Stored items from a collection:
********
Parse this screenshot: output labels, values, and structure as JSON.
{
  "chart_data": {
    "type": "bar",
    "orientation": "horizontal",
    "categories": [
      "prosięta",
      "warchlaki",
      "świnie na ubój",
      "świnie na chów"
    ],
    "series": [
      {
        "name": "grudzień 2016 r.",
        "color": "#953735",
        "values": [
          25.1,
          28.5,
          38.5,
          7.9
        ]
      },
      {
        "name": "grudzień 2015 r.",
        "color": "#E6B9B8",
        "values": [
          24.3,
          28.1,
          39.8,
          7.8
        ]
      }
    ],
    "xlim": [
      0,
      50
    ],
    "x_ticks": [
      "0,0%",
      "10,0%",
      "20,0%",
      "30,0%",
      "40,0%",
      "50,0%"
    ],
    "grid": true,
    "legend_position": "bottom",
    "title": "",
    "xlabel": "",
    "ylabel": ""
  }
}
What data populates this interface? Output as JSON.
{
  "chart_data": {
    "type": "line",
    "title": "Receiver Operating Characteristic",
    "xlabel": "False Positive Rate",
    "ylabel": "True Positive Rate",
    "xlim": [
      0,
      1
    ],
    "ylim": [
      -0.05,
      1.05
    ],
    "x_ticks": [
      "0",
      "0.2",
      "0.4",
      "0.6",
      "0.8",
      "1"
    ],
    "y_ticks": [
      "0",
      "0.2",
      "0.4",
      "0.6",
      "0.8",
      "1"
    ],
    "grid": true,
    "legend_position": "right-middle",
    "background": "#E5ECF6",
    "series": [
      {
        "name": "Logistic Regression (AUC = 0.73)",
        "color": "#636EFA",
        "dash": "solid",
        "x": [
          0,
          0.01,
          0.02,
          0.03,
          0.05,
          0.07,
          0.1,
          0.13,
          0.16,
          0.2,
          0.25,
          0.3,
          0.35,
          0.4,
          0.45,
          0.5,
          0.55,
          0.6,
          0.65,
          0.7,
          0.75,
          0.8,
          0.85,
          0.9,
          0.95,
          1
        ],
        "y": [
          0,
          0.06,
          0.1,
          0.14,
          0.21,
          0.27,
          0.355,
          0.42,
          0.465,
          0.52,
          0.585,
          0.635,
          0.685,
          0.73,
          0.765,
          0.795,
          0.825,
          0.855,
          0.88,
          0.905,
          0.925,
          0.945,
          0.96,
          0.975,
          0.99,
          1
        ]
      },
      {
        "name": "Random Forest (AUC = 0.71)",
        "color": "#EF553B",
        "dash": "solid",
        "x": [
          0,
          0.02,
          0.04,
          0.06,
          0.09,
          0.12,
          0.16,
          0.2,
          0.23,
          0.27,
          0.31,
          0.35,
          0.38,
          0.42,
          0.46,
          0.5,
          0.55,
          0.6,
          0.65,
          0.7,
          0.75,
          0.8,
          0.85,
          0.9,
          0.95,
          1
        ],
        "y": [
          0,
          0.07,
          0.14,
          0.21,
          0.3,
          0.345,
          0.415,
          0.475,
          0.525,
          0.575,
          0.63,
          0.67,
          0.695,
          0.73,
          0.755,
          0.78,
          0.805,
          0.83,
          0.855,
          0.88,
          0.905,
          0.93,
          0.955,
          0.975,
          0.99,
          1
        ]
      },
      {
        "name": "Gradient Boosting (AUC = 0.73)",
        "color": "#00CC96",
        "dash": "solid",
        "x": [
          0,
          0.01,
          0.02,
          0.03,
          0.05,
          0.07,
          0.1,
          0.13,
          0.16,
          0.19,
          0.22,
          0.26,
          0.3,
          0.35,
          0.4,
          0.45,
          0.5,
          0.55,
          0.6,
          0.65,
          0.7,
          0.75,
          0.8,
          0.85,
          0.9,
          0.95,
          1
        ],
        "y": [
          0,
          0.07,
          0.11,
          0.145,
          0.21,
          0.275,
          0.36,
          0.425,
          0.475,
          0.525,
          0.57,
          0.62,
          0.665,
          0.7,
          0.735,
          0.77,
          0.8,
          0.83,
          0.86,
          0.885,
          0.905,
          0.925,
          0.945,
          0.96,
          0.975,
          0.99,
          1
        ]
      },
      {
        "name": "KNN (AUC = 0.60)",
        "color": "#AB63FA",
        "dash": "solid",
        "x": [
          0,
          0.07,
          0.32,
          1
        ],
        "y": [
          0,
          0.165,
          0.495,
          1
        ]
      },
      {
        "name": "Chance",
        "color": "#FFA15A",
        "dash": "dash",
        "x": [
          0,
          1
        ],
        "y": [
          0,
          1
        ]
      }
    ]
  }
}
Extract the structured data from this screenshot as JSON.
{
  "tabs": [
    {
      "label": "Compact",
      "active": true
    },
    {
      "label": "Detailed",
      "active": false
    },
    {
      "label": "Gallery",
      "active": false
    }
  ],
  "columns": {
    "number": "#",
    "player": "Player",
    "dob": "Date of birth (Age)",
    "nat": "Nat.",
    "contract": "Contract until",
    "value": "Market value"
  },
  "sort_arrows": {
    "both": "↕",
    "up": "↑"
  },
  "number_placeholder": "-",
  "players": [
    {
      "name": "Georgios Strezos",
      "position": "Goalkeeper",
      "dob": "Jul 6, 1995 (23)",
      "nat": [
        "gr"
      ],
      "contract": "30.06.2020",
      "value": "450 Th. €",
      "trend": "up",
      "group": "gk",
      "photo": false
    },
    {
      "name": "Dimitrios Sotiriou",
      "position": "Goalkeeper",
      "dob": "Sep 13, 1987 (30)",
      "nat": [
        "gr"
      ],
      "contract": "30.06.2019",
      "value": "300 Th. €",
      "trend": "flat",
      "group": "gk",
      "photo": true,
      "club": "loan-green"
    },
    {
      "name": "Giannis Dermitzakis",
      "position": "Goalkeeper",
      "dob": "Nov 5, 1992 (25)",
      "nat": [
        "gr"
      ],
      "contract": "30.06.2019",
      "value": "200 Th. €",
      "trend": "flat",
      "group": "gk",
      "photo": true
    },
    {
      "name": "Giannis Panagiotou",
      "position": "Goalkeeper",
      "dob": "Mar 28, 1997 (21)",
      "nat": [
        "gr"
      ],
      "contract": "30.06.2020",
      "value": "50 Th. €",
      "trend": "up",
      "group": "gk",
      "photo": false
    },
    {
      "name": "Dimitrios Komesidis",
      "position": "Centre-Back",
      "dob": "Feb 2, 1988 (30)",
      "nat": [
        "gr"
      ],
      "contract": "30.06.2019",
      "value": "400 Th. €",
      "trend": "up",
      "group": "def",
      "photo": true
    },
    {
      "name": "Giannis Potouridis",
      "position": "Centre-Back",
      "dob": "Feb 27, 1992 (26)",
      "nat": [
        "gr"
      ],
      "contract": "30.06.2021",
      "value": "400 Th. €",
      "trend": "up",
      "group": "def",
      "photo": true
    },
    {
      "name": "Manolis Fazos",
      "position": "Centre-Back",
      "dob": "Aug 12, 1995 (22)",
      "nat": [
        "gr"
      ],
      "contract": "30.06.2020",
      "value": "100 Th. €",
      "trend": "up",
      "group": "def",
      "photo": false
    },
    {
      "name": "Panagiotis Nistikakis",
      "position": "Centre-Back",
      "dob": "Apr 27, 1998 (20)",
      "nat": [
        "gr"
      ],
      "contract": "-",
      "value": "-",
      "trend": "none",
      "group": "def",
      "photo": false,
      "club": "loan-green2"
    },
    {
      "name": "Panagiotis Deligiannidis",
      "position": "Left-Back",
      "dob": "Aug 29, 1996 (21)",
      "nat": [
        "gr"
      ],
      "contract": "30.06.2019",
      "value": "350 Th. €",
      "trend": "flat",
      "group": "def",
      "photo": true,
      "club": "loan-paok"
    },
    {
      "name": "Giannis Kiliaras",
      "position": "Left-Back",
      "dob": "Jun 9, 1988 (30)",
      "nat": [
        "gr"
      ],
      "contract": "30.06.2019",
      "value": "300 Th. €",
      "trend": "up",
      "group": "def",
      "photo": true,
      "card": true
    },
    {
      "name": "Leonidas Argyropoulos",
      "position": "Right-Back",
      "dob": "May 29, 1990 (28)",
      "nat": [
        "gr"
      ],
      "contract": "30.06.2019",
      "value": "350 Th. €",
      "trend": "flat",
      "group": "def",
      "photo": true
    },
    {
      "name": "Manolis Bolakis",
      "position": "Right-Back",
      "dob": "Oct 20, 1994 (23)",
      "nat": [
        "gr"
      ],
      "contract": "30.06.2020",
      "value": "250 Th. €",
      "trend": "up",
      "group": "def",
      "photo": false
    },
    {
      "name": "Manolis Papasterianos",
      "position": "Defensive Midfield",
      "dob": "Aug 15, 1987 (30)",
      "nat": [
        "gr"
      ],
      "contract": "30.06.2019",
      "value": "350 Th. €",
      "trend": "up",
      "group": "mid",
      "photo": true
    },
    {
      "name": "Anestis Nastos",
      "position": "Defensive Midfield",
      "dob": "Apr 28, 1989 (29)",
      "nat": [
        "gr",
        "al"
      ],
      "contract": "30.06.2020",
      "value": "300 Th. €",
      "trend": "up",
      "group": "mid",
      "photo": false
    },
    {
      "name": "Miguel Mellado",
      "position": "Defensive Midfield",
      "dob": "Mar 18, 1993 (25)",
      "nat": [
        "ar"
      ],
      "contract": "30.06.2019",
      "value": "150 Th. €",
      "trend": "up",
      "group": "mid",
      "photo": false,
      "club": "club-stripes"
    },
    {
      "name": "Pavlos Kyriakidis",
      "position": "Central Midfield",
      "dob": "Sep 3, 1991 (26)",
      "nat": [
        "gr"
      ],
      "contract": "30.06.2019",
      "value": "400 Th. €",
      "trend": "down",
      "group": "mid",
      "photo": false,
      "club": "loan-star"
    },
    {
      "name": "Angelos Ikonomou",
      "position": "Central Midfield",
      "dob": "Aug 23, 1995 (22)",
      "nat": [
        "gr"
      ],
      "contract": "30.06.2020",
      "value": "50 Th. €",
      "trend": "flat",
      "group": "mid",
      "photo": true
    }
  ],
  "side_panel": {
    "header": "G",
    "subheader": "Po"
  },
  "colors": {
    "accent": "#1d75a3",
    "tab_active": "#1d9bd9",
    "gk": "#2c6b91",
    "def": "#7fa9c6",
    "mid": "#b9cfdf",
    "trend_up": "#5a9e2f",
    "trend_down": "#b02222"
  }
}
********
▶ **EXERCISE REQUIREMENTS**:
Spot every line that holds "Dimitrios" and copy it.

▶ **ANSWER TO THIS PROBLEM**:
      "name": "Dimitrios Sotiriou",
      "name": "Dimitrios Komesidis",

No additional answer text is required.